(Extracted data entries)
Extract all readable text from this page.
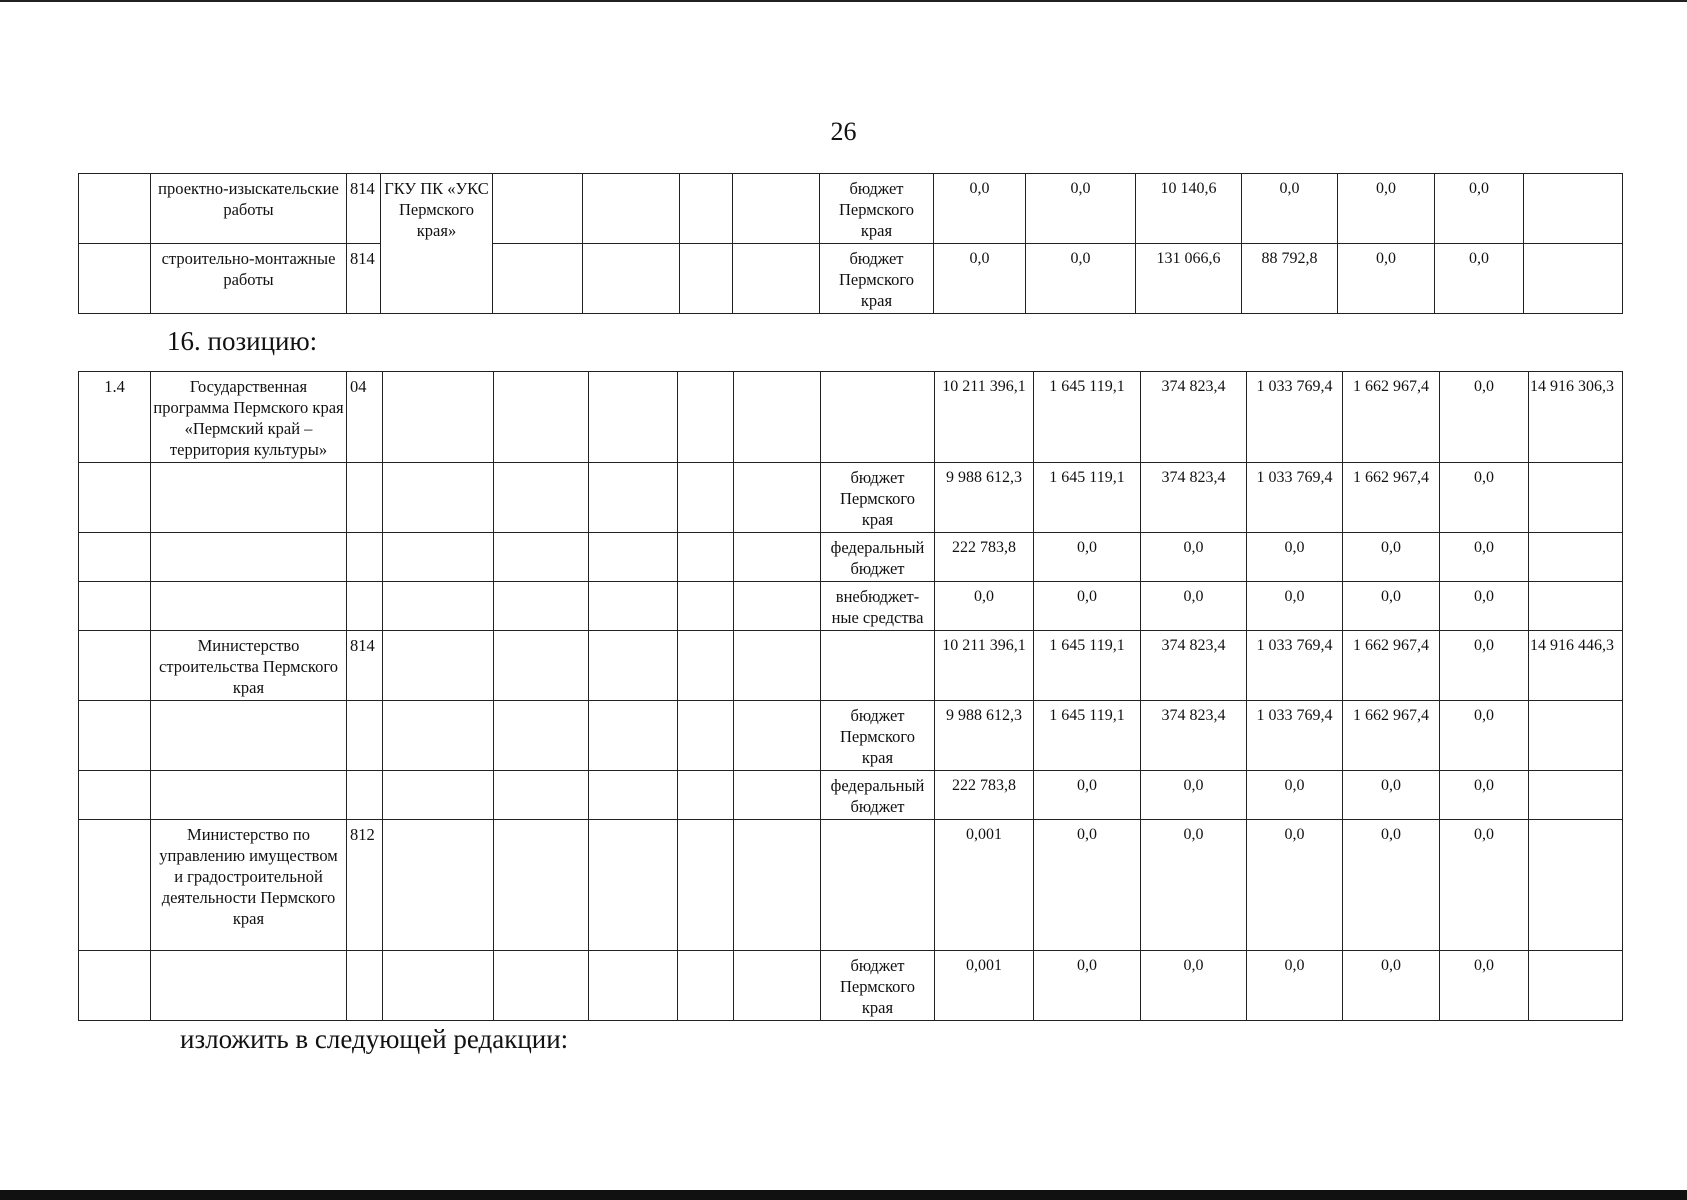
26
	проектно-изыскательские работы	814	ГКУ ПК «УКС Пермского края»					бюджет Пермского края	0,0	0,0	10 140,6	0,0	0,0	0,0	
	строительно-монтажные работы	814						бюджет Пермского края	0,0	0,0	131 066,6	88 792,8	0,0	0,0	
16. позицию:
1.4	Государственная программа Пермского края «Пермский край – территория культуры»	04							10 211 396,1	1 645 119,1	374 823,4	1 033 769,4	1 662 967,4	0,0	14 916 306,3
								бюджет Пермского края	9 988 612,3	1 645 119,1	374 823,4	1 033 769,4	1 662 967,4	0,0	
								федеральный бюджет	222 783,8	0,0	0,0	0,0	0,0	0,0	
								внебюджет-ные средства	0,0	0,0	0,0	0,0	0,0	0,0	
	Министерство строительства Пермского края	814							10 211 396,1	1 645 119,1	374 823,4	1 033 769,4	1 662 967,4	0,0	14 916 446,3
								бюджет Пермского края	9 988 612,3	1 645 119,1	374 823,4	1 033 769,4	1 662 967,4	0,0	
								федеральный бюджет	222 783,8	0,0	0,0	0,0	0,0	0,0	
	Министерство по управлению имуществом и градостроительной деятельности Пермского края	812							0,001	0,0	0,0	0,0	0,0	0,0	
								бюджет Пермского края	0,001	0,0	0,0	0,0	0,0	0,0	
изложить в следующей редакции:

GIVEN REQUEST =>
From start to finish, output the listing exactly, but omit its pictures.

TASK RESPONSE =>
Extract all readable text from this page.
26
	проектно-изыскательские работы	814	ГКУ ПК «УКС Пермского края»					бюджет Пермского края	0,0	0,0	10 140,6	0,0	0,0	0,0	
	строительно-монтажные работы	814						бюджет Пермского края	0,0	0,0	131 066,6	88 792,8	0,0	0,0	
16. позицию:
1.4	Государственная программа Пермского края «Пермский край – территория культуры»	04							10 211 396,1	1 645 119,1	374 823,4	1 033 769,4	1 662 967,4	0,0	14 916 306,3
								бюджет Пермского края	9 988 612,3	1 645 119,1	374 823,4	1 033 769,4	1 662 967,4	0,0	
								федеральный бюджет	222 783,8	0,0	0,0	0,0	0,0	0,0	
								внебюджет-ные средства	0,0	0,0	0,0	0,0	0,0	0,0	
	Министерство строительства Пермского края	814							10 211 396,1	1 645 119,1	374 823,4	1 033 769,4	1 662 967,4	0,0	14 916 446,3
								бюджет Пермского края	9 988 612,3	1 645 119,1	374 823,4	1 033 769,4	1 662 967,4	0,0	
								федеральный бюджет	222 783,8	0,0	0,0	0,0	0,0	0,0	
	Министерство по управлению имуществом и градостроительной деятельности Пермского края	812							0,001	0,0	0,0	0,0	0,0	0,0	
								бюджет Пермского края	0,001	0,0	0,0	0,0	0,0	0,0	
изложить в следующей редакции:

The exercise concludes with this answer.